-- begin --
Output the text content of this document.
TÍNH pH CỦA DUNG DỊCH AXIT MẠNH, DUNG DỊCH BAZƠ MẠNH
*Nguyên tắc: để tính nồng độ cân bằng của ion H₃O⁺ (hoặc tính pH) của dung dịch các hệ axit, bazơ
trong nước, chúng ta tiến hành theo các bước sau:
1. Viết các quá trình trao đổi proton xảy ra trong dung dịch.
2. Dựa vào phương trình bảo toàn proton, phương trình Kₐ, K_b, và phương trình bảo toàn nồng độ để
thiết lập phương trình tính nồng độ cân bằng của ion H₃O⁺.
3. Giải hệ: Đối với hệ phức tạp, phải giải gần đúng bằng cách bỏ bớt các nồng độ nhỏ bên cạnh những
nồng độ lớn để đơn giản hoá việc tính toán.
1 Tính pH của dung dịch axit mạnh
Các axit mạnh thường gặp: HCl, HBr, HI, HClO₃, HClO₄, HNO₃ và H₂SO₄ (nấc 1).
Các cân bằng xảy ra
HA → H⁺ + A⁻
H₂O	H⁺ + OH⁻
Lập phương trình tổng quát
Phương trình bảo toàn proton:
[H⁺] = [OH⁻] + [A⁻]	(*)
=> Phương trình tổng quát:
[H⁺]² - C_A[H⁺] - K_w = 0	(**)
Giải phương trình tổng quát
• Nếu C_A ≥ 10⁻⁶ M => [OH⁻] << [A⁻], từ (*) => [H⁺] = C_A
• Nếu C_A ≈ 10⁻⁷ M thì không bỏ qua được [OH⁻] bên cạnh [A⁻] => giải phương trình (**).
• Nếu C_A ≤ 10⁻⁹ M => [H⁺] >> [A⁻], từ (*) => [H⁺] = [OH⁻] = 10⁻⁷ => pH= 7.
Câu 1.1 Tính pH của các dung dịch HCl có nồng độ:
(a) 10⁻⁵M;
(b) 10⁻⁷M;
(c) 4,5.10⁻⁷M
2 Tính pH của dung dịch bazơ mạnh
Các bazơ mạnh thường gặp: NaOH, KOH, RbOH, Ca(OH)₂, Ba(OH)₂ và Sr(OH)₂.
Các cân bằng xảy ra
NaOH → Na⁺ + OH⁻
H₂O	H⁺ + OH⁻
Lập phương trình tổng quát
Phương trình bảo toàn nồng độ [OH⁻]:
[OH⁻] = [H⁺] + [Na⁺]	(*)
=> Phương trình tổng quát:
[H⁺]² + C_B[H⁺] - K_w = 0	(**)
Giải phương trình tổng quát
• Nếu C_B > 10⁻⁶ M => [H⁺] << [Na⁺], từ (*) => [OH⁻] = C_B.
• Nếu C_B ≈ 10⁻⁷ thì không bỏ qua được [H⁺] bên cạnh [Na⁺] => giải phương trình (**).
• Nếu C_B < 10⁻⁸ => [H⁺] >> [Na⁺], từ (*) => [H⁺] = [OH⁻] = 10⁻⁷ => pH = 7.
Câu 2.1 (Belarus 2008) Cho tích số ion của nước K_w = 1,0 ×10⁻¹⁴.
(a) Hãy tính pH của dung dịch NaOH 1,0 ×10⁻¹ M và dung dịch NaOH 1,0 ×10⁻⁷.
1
-- end --
=== Required work ===
Scan the material and collect every line that contains "proton".

=== The answer ===
1. Viết các quá trình trao đổi proton xảy ra trong dung dịch.
2. Dựa vào phương trình bảo toàn proton, phương trình Kₐ, K_b, và phương trình bảo toàn nồng độ để
Phương trình bảo toàn proton:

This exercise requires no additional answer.